Don't copy the pictures; return every other part of the records exactly.

╔══

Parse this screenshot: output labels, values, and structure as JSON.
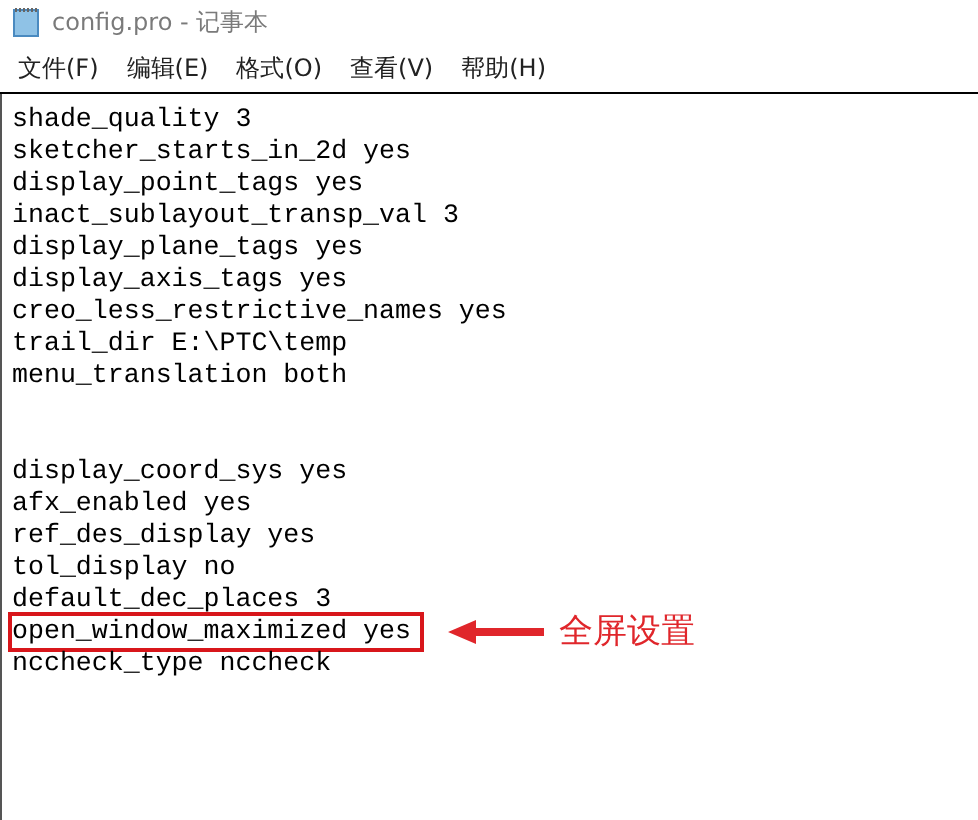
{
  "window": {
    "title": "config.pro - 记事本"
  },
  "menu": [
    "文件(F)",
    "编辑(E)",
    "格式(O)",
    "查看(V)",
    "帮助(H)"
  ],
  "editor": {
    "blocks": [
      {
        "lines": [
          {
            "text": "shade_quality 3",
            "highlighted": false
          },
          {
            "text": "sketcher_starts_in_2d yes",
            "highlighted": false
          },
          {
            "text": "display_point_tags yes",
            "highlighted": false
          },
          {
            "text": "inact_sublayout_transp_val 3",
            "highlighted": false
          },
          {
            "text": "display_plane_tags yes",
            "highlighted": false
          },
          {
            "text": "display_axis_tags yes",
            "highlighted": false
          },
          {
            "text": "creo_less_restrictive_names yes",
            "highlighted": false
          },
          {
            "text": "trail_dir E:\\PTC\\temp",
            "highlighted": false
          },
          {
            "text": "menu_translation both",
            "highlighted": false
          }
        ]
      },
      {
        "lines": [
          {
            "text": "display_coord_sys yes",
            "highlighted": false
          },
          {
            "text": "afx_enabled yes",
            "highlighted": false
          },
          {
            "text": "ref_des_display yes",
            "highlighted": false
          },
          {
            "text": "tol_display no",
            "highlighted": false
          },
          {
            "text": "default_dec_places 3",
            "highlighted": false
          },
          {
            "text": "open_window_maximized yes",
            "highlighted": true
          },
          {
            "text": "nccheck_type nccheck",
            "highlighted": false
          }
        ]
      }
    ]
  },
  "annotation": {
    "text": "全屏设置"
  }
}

╚══

▶ **EXPECTED ANSWER**:
Parse this screenshot: output labels, values, and structure as JSON.
{
  "window": {
    "title": "config.pro - 记事本"
  },
  "menu": [
    "文件(F)",
    "编辑(E)",
    "格式(O)",
    "查看(V)",
    "帮助(H)"
  ],
  "editor": {
    "blocks": [
      {
        "lines": [
          {
            "text": "shade_quality 3",
            "highlighted": false
          },
          {
            "text": "sketcher_starts_in_2d yes",
            "highlighted": false
          },
          {
            "text": "display_point_tags yes",
            "highlighted": false
          },
          {
            "text": "inact_sublayout_transp_val 3",
            "highlighted": false
          },
          {
            "text": "display_plane_tags yes",
            "highlighted": false
          },
          {
            "text": "display_axis_tags yes",
            "highlighted": false
          },
          {
            "text": "creo_less_restrictive_names yes",
            "highlighted": false
          },
          {
            "text": "trail_dir E:\\PTC\\temp",
            "highlighted": false
          },
          {
            "text": "menu_translation both",
            "highlighted": false
          }
        ]
      },
      {
        "lines": [
          {
            "text": "display_coord_sys yes",
            "highlighted": false
          },
          {
            "text": "afx_enabled yes",
            "highlighted": false
          },
          {
            "text": "ref_des_display yes",
            "highlighted": false
          },
          {
            "text": "tol_display no",
            "highlighted": false
          },
          {
            "text": "default_dec_places 3",
            "highlighted": false
          },
          {
            "text": "open_window_maximized yes",
            "highlighted": true
          },
          {
            "text": "nccheck_type nccheck",
            "highlighted": false
          }
        ]
      }
    ]
  },
  "annotation": {
    "text": "全屏设置"
  }
}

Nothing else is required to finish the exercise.